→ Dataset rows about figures
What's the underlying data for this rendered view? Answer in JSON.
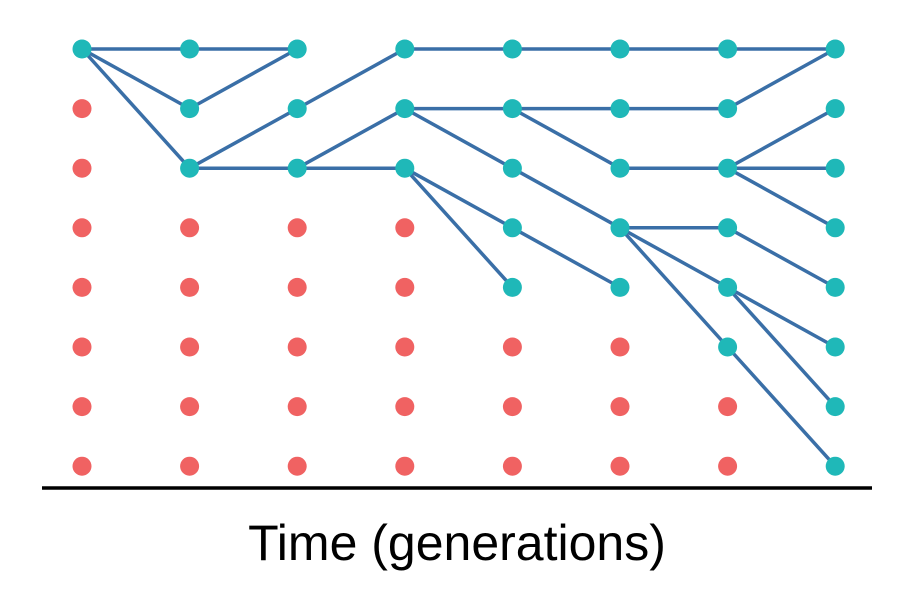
{
  "axis": {
    "xlabel": "Time (generations)"
  },
  "colors": {
    "lineage_node": "#1fb8b8",
    "extinct_node": "#f06262",
    "edge": "#3a6fa7",
    "axis_line": "#000000",
    "text": "#000000"
  },
  "genealogy": {
    "generations": 8,
    "individuals_per_generation": 8,
    "lineage_nodes": [
      [
        0,
        0
      ],
      [
        1,
        0
      ],
      [
        1,
        1
      ],
      [
        1,
        2
      ],
      [
        2,
        0
      ],
      [
        2,
        1
      ],
      [
        2,
        2
      ],
      [
        3,
        0
      ],
      [
        3,
        1
      ],
      [
        3,
        2
      ],
      [
        4,
        0
      ],
      [
        4,
        1
      ],
      [
        4,
        2
      ],
      [
        4,
        3
      ],
      [
        4,
        4
      ],
      [
        5,
        0
      ],
      [
        5,
        1
      ],
      [
        5,
        2
      ],
      [
        5,
        3
      ],
      [
        5,
        4
      ],
      [
        6,
        0
      ],
      [
        6,
        1
      ],
      [
        6,
        2
      ],
      [
        6,
        3
      ],
      [
        6,
        4
      ],
      [
        6,
        5
      ],
      [
        7,
        0
      ],
      [
        7,
        1
      ],
      [
        7,
        2
      ],
      [
        7,
        3
      ],
      [
        7,
        4
      ],
      [
        7,
        5
      ],
      [
        7,
        6
      ],
      [
        7,
        7
      ]
    ],
    "edges": [
      [
        [
          0,
          0
        ],
        [
          1,
          0
        ]
      ],
      [
        [
          0,
          0
        ],
        [
          1,
          1
        ]
      ],
      [
        [
          0,
          0
        ],
        [
          1,
          2
        ]
      ],
      [
        [
          1,
          0
        ],
        [
          2,
          0
        ]
      ],
      [
        [
          1,
          1
        ],
        [
          2,
          0
        ]
      ],
      [
        [
          1,
          2
        ],
        [
          2,
          1
        ]
      ],
      [
        [
          1,
          2
        ],
        [
          2,
          2
        ]
      ],
      [
        [
          2,
          1
        ],
        [
          3,
          0
        ]
      ],
      [
        [
          2,
          2
        ],
        [
          3,
          1
        ]
      ],
      [
        [
          2,
          2
        ],
        [
          3,
          2
        ]
      ],
      [
        [
          3,
          0
        ],
        [
          4,
          0
        ]
      ],
      [
        [
          3,
          1
        ],
        [
          4,
          1
        ]
      ],
      [
        [
          3,
          1
        ],
        [
          4,
          2
        ]
      ],
      [
        [
          3,
          2
        ],
        [
          4,
          3
        ]
      ],
      [
        [
          3,
          2
        ],
        [
          4,
          4
        ]
      ],
      [
        [
          4,
          0
        ],
        [
          5,
          0
        ]
      ],
      [
        [
          4,
          1
        ],
        [
          5,
          1
        ]
      ],
      [
        [
          4,
          1
        ],
        [
          5,
          2
        ]
      ],
      [
        [
          4,
          2
        ],
        [
          5,
          3
        ]
      ],
      [
        [
          4,
          3
        ],
        [
          5,
          4
        ]
      ],
      [
        [
          5,
          0
        ],
        [
          6,
          0
        ]
      ],
      [
        [
          5,
          1
        ],
        [
          6,
          1
        ]
      ],
      [
        [
          5,
          2
        ],
        [
          6,
          2
        ]
      ],
      [
        [
          5,
          3
        ],
        [
          6,
          3
        ]
      ],
      [
        [
          5,
          3
        ],
        [
          6,
          4
        ]
      ],
      [
        [
          5,
          3
        ],
        [
          6,
          5
        ]
      ],
      [
        [
          6,
          0
        ],
        [
          7,
          0
        ]
      ],
      [
        [
          6,
          1
        ],
        [
          7,
          0
        ]
      ],
      [
        [
          6,
          2
        ],
        [
          7,
          1
        ]
      ],
      [
        [
          6,
          2
        ],
        [
          7,
          2
        ]
      ],
      [
        [
          6,
          2
        ],
        [
          7,
          3
        ]
      ],
      [
        [
          6,
          3
        ],
        [
          7,
          4
        ]
      ],
      [
        [
          6,
          4
        ],
        [
          7,
          5
        ]
      ],
      [
        [
          6,
          4
        ],
        [
          7,
          6
        ]
      ],
      [
        [
          6,
          5
        ],
        [
          7,
          7
        ]
      ]
    ]
  }
}
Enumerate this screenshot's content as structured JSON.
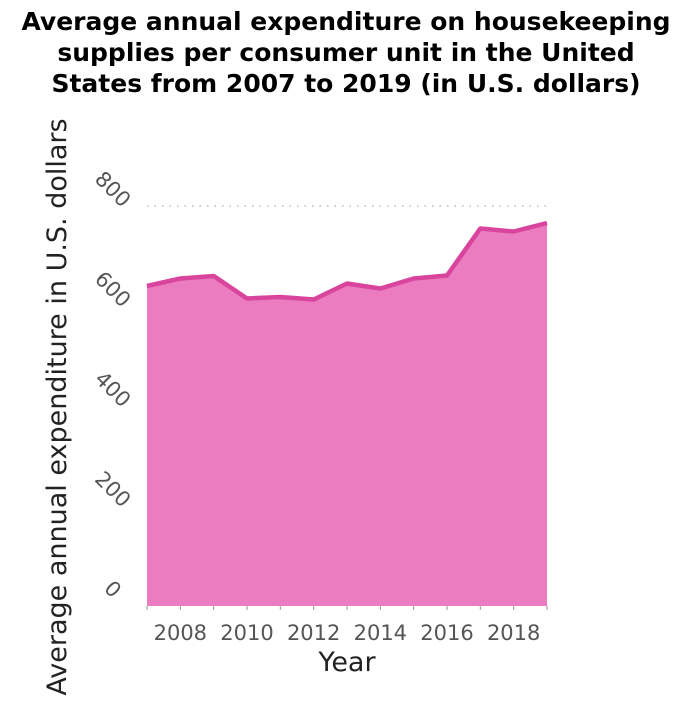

→ What is required
Repeat the data in full and exactly. Omit pictures.

→ Finished answer
What's the underlying data for this rendered view? Answer in JSON.
{
  "axis": {
    "xlabel": "Time (generations)"
  },
  "colors": {
    "lineage_node": "#1fb8b8",
    "extinct_node": "#f06262",
    "edge": "#3a6fa7",
    "axis_line": "#000000",
    "text": "#000000"
  },
  "genealogy": {
    "generations": 8,
    "individuals_per_generation": 8,
    "lineage_nodes": [
      [
        0,
        0
      ],
      [
        1,
        0
      ],
      [
        1,
        1
      ],
      [
        1,
        2
      ],
      [
        2,
        0
      ],
      [
        2,
        1
      ],
      [
        2,
        2
      ],
      [
        3,
        0
      ],
      [
        3,
        1
      ],
      [
        3,
        2
      ],
      [
        4,
        0
      ],
      [
        4,
        1
      ],
      [
        4,
        2
      ],
      [
        4,
        3
      ],
      [
        4,
        4
      ],
      [
        5,
        0
      ],
      [
        5,
        1
      ],
      [
        5,
        2
      ],
      [
        5,
        3
      ],
      [
        5,
        4
      ],
      [
        6,
        0
      ],
      [
        6,
        1
      ],
      [
        6,
        2
      ],
      [
        6,
        3
      ],
      [
        6,
        4
      ],
      [
        6,
        5
      ],
      [
        7,
        0
      ],
      [
        7,
        1
      ],
      [
        7,
        2
      ],
      [
        7,
        3
      ],
      [
        7,
        4
      ],
      [
        7,
        5
      ],
      [
        7,
        6
      ],
      [
        7,
        7
      ]
    ],
    "edges": [
      [
        [
          0,
          0
        ],
        [
          1,
          0
        ]
      ],
      [
        [
          0,
          0
        ],
        [
          1,
          1
        ]
      ],
      [
        [
          0,
          0
        ],
        [
          1,
          2
        ]
      ],
      [
        [
          1,
          0
        ],
        [
          2,
          0
        ]
      ],
      [
        [
          1,
          1
        ],
        [
          2,
          0
        ]
      ],
      [
        [
          1,
          2
        ],
        [
          2,
          1
        ]
      ],
      [
        [
          1,
          2
        ],
        [
          2,
          2
        ]
      ],
      [
        [
          2,
          1
        ],
        [
          3,
          0
        ]
      ],
      [
        [
          2,
          2
        ],
        [
          3,
          1
        ]
      ],
      [
        [
          2,
          2
        ],
        [
          3,
          2
        ]
      ],
      [
        [
          3,
          0
        ],
        [
          4,
          0
        ]
      ],
      [
        [
          3,
          1
        ],
        [
          4,
          1
        ]
      ],
      [
        [
          3,
          1
        ],
        [
          4,
          2
        ]
      ],
      [
        [
          3,
          2
        ],
        [
          4,
          3
        ]
      ],
      [
        [
          3,
          2
        ],
        [
          4,
          4
        ]
      ],
      [
        [
          4,
          0
        ],
        [
          5,
          0
        ]
      ],
      [
        [
          4,
          1
        ],
        [
          5,
          1
        ]
      ],
      [
        [
          4,
          1
        ],
        [
          5,
          2
        ]
      ],
      [
        [
          4,
          2
        ],
        [
          5,
          3
        ]
      ],
      [
        [
          4,
          3
        ],
        [
          5,
          4
        ]
      ],
      [
        [
          5,
          0
        ],
        [
          6,
          0
        ]
      ],
      [
        [
          5,
          1
        ],
        [
          6,
          1
        ]
      ],
      [
        [
          5,
          2
        ],
        [
          6,
          2
        ]
      ],
      [
        [
          5,
          3
        ],
        [
          6,
          3
        ]
      ],
      [
        [
          5,
          3
        ],
        [
          6,
          4
        ]
      ],
      [
        [
          5,
          3
        ],
        [
          6,
          5
        ]
      ],
      [
        [
          6,
          0
        ],
        [
          7,
          0
        ]
      ],
      [
        [
          6,
          1
        ],
        [
          7,
          0
        ]
      ],
      [
        [
          6,
          2
        ],
        [
          7,
          1
        ]
      ],
      [
        [
          6,
          2
        ],
        [
          7,
          2
        ]
      ],
      [
        [
          6,
          2
        ],
        [
          7,
          3
        ]
      ],
      [
        [
          6,
          3
        ],
        [
          7,
          4
        ]
      ],
      [
        [
          6,
          4
        ],
        [
          7,
          5
        ]
      ],
      [
        [
          6,
          4
        ],
        [
          7,
          6
        ]
      ],
      [
        [
          6,
          5
        ],
        [
          7,
          7
        ]
      ]
    ]
  }
}
Enumerate this screenshot's content as structured JSON.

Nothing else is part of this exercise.